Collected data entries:
________

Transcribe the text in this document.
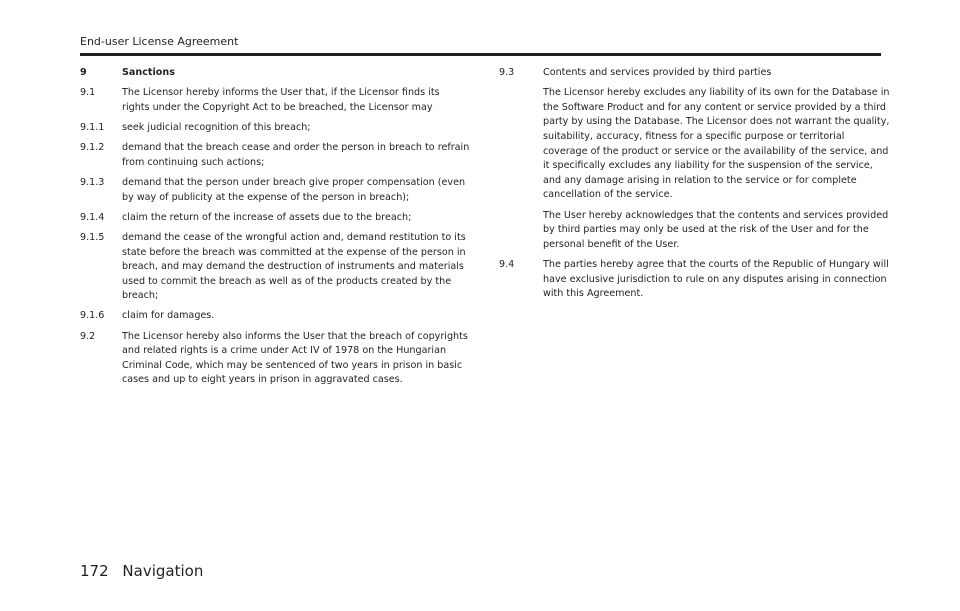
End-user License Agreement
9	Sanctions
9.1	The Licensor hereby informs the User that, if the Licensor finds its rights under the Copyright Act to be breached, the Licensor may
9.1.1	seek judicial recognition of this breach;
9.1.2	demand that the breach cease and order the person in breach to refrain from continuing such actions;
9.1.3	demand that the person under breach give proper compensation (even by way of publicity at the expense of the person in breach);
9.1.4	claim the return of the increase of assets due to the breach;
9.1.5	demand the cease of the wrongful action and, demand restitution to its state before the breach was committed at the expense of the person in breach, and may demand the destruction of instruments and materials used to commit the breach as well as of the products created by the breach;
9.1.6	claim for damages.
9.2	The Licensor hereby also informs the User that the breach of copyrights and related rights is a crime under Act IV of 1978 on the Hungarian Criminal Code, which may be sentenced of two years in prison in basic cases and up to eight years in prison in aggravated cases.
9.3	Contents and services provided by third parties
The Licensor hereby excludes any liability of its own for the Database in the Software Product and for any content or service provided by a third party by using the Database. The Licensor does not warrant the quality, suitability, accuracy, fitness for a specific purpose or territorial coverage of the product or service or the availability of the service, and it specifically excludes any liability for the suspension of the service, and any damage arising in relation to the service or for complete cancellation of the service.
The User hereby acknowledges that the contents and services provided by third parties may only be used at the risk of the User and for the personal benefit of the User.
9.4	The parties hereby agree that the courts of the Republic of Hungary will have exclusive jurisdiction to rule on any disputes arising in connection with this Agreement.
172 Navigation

________

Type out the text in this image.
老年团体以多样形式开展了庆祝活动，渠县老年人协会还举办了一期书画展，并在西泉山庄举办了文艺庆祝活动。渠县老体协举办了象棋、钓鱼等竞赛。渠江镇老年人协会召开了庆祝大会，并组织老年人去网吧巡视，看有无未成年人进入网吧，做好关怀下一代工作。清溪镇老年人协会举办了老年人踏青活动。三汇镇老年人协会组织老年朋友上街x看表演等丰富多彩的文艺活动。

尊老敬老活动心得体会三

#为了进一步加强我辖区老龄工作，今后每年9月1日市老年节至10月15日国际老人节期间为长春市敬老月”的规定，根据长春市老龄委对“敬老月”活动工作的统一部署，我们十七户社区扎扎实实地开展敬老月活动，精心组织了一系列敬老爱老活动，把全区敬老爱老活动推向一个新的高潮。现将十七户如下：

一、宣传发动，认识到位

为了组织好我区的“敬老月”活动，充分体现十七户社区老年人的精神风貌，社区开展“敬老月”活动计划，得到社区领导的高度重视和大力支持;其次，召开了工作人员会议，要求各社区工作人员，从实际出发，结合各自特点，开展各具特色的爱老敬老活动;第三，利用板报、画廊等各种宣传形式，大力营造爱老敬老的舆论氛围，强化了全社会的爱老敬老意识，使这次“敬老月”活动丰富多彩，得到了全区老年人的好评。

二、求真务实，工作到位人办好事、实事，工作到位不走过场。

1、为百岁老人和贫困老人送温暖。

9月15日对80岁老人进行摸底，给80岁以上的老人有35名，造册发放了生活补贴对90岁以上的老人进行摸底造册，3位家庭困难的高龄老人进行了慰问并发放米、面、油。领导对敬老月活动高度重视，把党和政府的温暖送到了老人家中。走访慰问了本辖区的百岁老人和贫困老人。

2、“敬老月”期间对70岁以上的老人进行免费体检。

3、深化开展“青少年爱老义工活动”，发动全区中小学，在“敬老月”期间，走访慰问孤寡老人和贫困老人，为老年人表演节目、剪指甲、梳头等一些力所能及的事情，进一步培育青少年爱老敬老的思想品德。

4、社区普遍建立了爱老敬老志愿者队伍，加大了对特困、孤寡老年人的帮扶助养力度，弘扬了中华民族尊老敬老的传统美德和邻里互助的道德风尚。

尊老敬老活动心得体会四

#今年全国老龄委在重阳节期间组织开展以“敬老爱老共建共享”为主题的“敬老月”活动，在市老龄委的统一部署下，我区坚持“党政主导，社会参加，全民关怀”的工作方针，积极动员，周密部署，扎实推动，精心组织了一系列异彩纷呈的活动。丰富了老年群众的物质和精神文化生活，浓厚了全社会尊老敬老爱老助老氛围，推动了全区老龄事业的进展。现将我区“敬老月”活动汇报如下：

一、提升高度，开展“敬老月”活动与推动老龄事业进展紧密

________

Task objective
Your task is to gather all lines from the entries above that hold the word "text".

The completed task
Transcribe the text in this document.
Type out the text in this image.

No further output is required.